▶ Set problem:
The exercise asks you to copy every line below in which "name" appears.

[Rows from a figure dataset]
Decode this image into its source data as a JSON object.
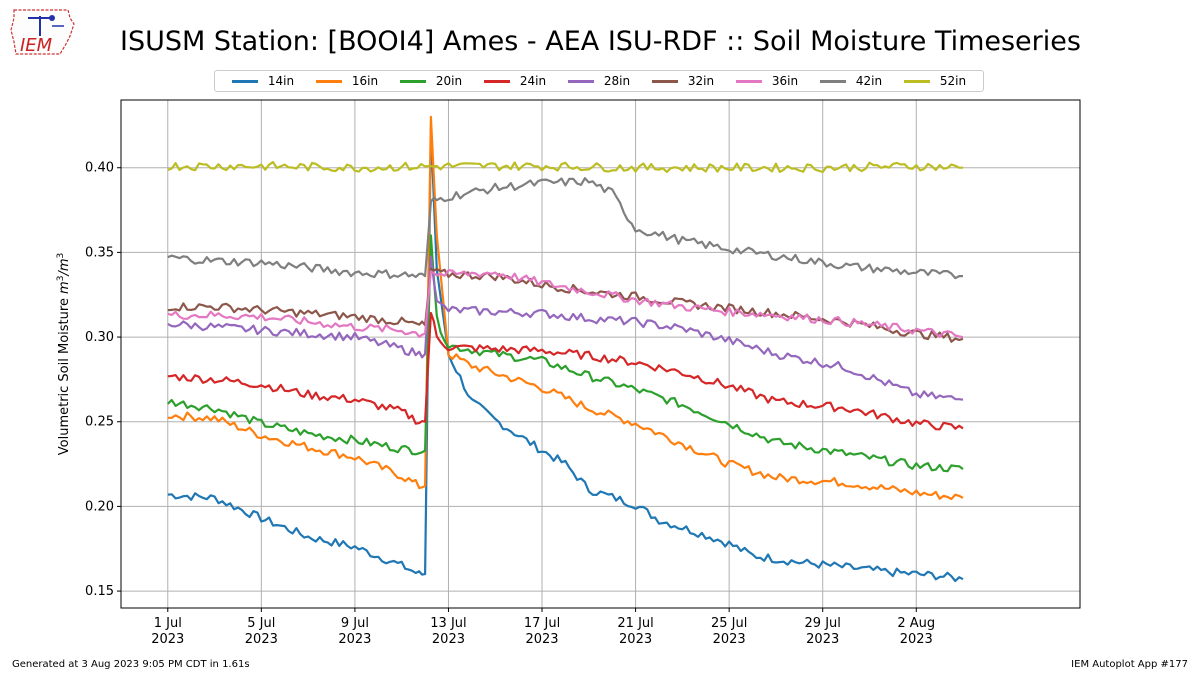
{
  "header": {
    "title": "ISUSM Station: [BOOI4] Ames - AEA ISU-RDF :: Soil Moisture Timeseries",
    "logo_text": "IEM"
  },
  "footer": {
    "left": "Generated at 3 Aug 2023 9:05 PM CDT in 1.61s",
    "right": "IEM Autoplot App #177"
  },
  "chart_data": {
    "type": "line",
    "title": "ISUSM Station: [BOOI4] Ames - AEA ISU-RDF :: Soil Moisture Timeseries",
    "ylabel": "Volumetric Soil Moisture m³/m³",
    "ylabel_main": "Volumetric Soil Moisture ",
    "ylabel_unit_a": "m",
    "ylabel_unit_b": "/m",
    "ylabel_sup": "3",
    "xlim_dates": [
      "2023-06-29",
      "2023-08-09"
    ],
    "ylim": [
      0.14,
      0.44
    ],
    "grid": true,
    "legend_position": "top-center",
    "xticks": [
      {
        "date": "2023-07-01",
        "line1": "1 Jul",
        "line2": "2023"
      },
      {
        "date": "2023-07-05",
        "line1": "5 Jul",
        "line2": "2023"
      },
      {
        "date": "2023-07-09",
        "line1": "9 Jul",
        "line2": "2023"
      },
      {
        "date": "2023-07-13",
        "line1": "13 Jul",
        "line2": "2023"
      },
      {
        "date": "2023-07-17",
        "line1": "17 Jul",
        "line2": "2023"
      },
      {
        "date": "2023-07-21",
        "line1": "21 Jul",
        "line2": "2023"
      },
      {
        "date": "2023-07-25",
        "line1": "25 Jul",
        "line2": "2023"
      },
      {
        "date": "2023-07-29",
        "line1": "29 Jul",
        "line2": "2023"
      },
      {
        "date": "2023-08-02",
        "line1": "2 Aug",
        "line2": "2023"
      }
    ],
    "yticks": [
      {
        "value": 0.15,
        "label": "0.15"
      },
      {
        "value": 0.2,
        "label": "0.20"
      },
      {
        "value": 0.25,
        "label": "0.25"
      },
      {
        "value": 0.3,
        "label": "0.30"
      },
      {
        "value": 0.35,
        "label": "0.35"
      },
      {
        "value": 0.4,
        "label": "0.40"
      }
    ],
    "series": [
      {
        "name": "14in",
        "color": "#1f77b4",
        "x": [
          "2023-07-01",
          "2023-07-03",
          "2023-07-05",
          "2023-07-07",
          "2023-07-09",
          "2023-07-11",
          "2023-07-11T18:00",
          "2023-07-12T00:00",
          "2023-07-12T06:00",
          "2023-07-12T12:00",
          "2023-07-13",
          "2023-07-14",
          "2023-07-15",
          "2023-07-17",
          "2023-07-18",
          "2023-07-19",
          "2023-07-21",
          "2023-07-22",
          "2023-07-24",
          "2023-07-25",
          "2023-07-26",
          "2023-07-28",
          "2023-07-30",
          "2023-08-01",
          "2023-08-03",
          "2023-08-04"
        ],
        "y": [
          0.207,
          0.205,
          0.193,
          0.182,
          0.176,
          0.165,
          0.16,
          0.16,
          0.424,
          0.34,
          0.29,
          0.262,
          0.251,
          0.233,
          0.225,
          0.21,
          0.201,
          0.192,
          0.183,
          0.178,
          0.171,
          0.167,
          0.164,
          0.161,
          0.159,
          0.157
        ]
      },
      {
        "name": "16in",
        "color": "#ff7f0e",
        "x": [
          "2023-07-01",
          "2023-07-03",
          "2023-07-05",
          "2023-07-07",
          "2023-07-09",
          "2023-07-11",
          "2023-07-11T18:00",
          "2023-07-12T00:00",
          "2023-07-12T06:00",
          "2023-07-12T12:00",
          "2023-07-13",
          "2023-07-14",
          "2023-07-17",
          "2023-07-19",
          "2023-07-21",
          "2023-07-23",
          "2023-07-25",
          "2023-07-27",
          "2023-07-30",
          "2023-08-02",
          "2023-08-04"
        ],
        "y": [
          0.254,
          0.252,
          0.242,
          0.235,
          0.229,
          0.218,
          0.212,
          0.212,
          0.43,
          0.36,
          0.29,
          0.283,
          0.27,
          0.258,
          0.249,
          0.237,
          0.225,
          0.217,
          0.214,
          0.208,
          0.205
        ]
      },
      {
        "name": "20in",
        "color": "#2ca02c",
        "x": [
          "2023-07-01",
          "2023-07-03",
          "2023-07-05",
          "2023-07-07",
          "2023-07-09",
          "2023-07-11",
          "2023-07-11T18:00",
          "2023-07-12T00:00",
          "2023-07-12T06:00",
          "2023-07-12T12:00",
          "2023-07-13",
          "2023-07-15",
          "2023-07-17",
          "2023-07-19",
          "2023-07-21",
          "2023-07-23",
          "2023-07-25",
          "2023-07-27",
          "2023-07-30",
          "2023-08-02",
          "2023-08-04"
        ],
        "y": [
          0.262,
          0.258,
          0.249,
          0.243,
          0.239,
          0.234,
          0.233,
          0.233,
          0.36,
          0.31,
          0.295,
          0.29,
          0.286,
          0.277,
          0.269,
          0.26,
          0.249,
          0.238,
          0.231,
          0.224,
          0.222
        ]
      },
      {
        "name": "24in",
        "color": "#d62728",
        "x": [
          "2023-07-01",
          "2023-07-03",
          "2023-07-05",
          "2023-07-07",
          "2023-07-09",
          "2023-07-11",
          "2023-07-11T18:00",
          "2023-07-12T00:00",
          "2023-07-12T06:00",
          "2023-07-12T12:00",
          "2023-07-13",
          "2023-07-15",
          "2023-07-17",
          "2023-07-19",
          "2023-07-21",
          "2023-07-23",
          "2023-07-25",
          "2023-07-27",
          "2023-07-30",
          "2023-08-02",
          "2023-08-04"
        ],
        "y": [
          0.277,
          0.275,
          0.272,
          0.266,
          0.263,
          0.256,
          0.25,
          0.25,
          0.315,
          0.3,
          0.294,
          0.293,
          0.292,
          0.289,
          0.285,
          0.279,
          0.271,
          0.262,
          0.258,
          0.249,
          0.246
        ]
      },
      {
        "name": "28in",
        "color": "#9467bd",
        "x": [
          "2023-07-01",
          "2023-07-03",
          "2023-07-05",
          "2023-07-07",
          "2023-07-09",
          "2023-07-11",
          "2023-07-11T18:00",
          "2023-07-12T00:00",
          "2023-07-12T06:00",
          "2023-07-12T12:00",
          "2023-07-13",
          "2023-07-15",
          "2023-07-17",
          "2023-07-19",
          "2023-07-21",
          "2023-07-23",
          "2023-07-25",
          "2023-07-27",
          "2023-07-30",
          "2023-08-02",
          "2023-08-04"
        ],
        "y": [
          0.308,
          0.306,
          0.304,
          0.302,
          0.3,
          0.293,
          0.29,
          0.29,
          0.35,
          0.32,
          0.316,
          0.315,
          0.314,
          0.311,
          0.309,
          0.305,
          0.298,
          0.29,
          0.282,
          0.266,
          0.263
        ]
      },
      {
        "name": "32in",
        "color": "#8c564b",
        "x": [
          "2023-07-01",
          "2023-07-03",
          "2023-07-05",
          "2023-07-07",
          "2023-07-09",
          "2023-07-11",
          "2023-07-11T18:00",
          "2023-07-12T00:00",
          "2023-07-12T06:00",
          "2023-07-12T12:00",
          "2023-07-13",
          "2023-07-15",
          "2023-07-17",
          "2023-07-19",
          "2023-07-21",
          "2023-07-23",
          "2023-07-25",
          "2023-07-27",
          "2023-07-30",
          "2023-08-02",
          "2023-08-04"
        ],
        "y": [
          0.318,
          0.318,
          0.316,
          0.314,
          0.312,
          0.309,
          0.307,
          0.307,
          0.34,
          0.338,
          0.337,
          0.336,
          0.331,
          0.327,
          0.324,
          0.32,
          0.317,
          0.314,
          0.309,
          0.302,
          0.299
        ]
      },
      {
        "name": "36in",
        "color": "#e377c2",
        "x": [
          "2023-07-01",
          "2023-07-03",
          "2023-07-05",
          "2023-07-07",
          "2023-07-09",
          "2023-07-11",
          "2023-07-11T18:00",
          "2023-07-12T00:00",
          "2023-07-12T06:00",
          "2023-07-12T12:00",
          "2023-07-13",
          "2023-07-15",
          "2023-07-17",
          "2023-07-19",
          "2023-07-21",
          "2023-07-23",
          "2023-07-25",
          "2023-07-27",
          "2023-07-30",
          "2023-08-02",
          "2023-08-04"
        ],
        "y": [
          0.313,
          0.313,
          0.312,
          0.309,
          0.306,
          0.304,
          0.302,
          0.302,
          0.34,
          0.337,
          0.337,
          0.338,
          0.332,
          0.327,
          0.322,
          0.318,
          0.315,
          0.313,
          0.309,
          0.304,
          0.3
        ]
      },
      {
        "name": "42in",
        "color": "#7f7f7f",
        "x": [
          "2023-07-01",
          "2023-07-03",
          "2023-07-05",
          "2023-07-07",
          "2023-07-09",
          "2023-07-11",
          "2023-07-11T18:00",
          "2023-07-12T00:00",
          "2023-07-12T06:00",
          "2023-07-12T12:00",
          "2023-07-13",
          "2023-07-15",
          "2023-07-17",
          "2023-07-19",
          "2023-07-20",
          "2023-07-21",
          "2023-07-23",
          "2023-07-25",
          "2023-07-27",
          "2023-07-30",
          "2023-08-02",
          "2023-08-04"
        ],
        "y": [
          0.347,
          0.345,
          0.344,
          0.341,
          0.338,
          0.337,
          0.336,
          0.336,
          0.38,
          0.381,
          0.383,
          0.388,
          0.391,
          0.392,
          0.385,
          0.364,
          0.357,
          0.352,
          0.348,
          0.342,
          0.338,
          0.336
        ]
      },
      {
        "name": "52in",
        "color": "#bcbd22",
        "x": [
          "2023-07-01",
          "2023-07-05",
          "2023-07-09",
          "2023-07-13",
          "2023-07-17",
          "2023-07-21",
          "2023-07-25",
          "2023-07-29",
          "2023-08-02",
          "2023-08-04"
        ],
        "y": [
          0.401,
          0.401,
          0.4,
          0.401,
          0.401,
          0.4,
          0.4,
          0.4,
          0.401,
          0.4
        ]
      }
    ]
  }
}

▶ Result for this task:
        "name": "14in",
        "name": "16in",
        "name": "20in",
        "name": "24in",
        "name": "28in",
        "name": "32in",
        "name": "36in",
        "name": "42in",
        "name": "52in",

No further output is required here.